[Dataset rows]
+++

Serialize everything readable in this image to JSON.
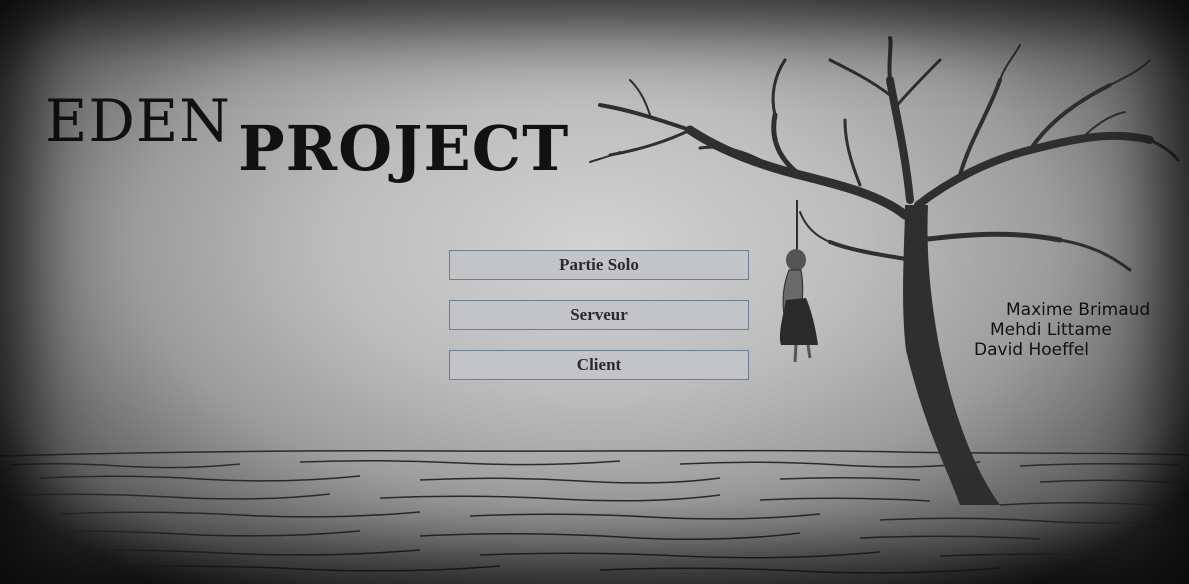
{
  "title": {
    "part1": "EDEN",
    "part2": "PROJECT"
  },
  "menu": {
    "buttons": [
      {
        "label": "Partie Solo"
      },
      {
        "label": "Serveur"
      },
      {
        "label": "Client"
      }
    ]
  },
  "credits": [
    "Maxime Brimaud",
    "Mehdi Littame",
    "David Hoeffel"
  ],
  "colors": {
    "button_bg": "#c3c4c8",
    "button_border": "#6d7d91",
    "ink": "#2f2f2f"
  }
}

+++

Set exercise
Identify each line in the records above containing the word "label"; copy those lines.

Written reply
        "label": "Partie Solo"
        "label": "Serveur"
        "label": "Client"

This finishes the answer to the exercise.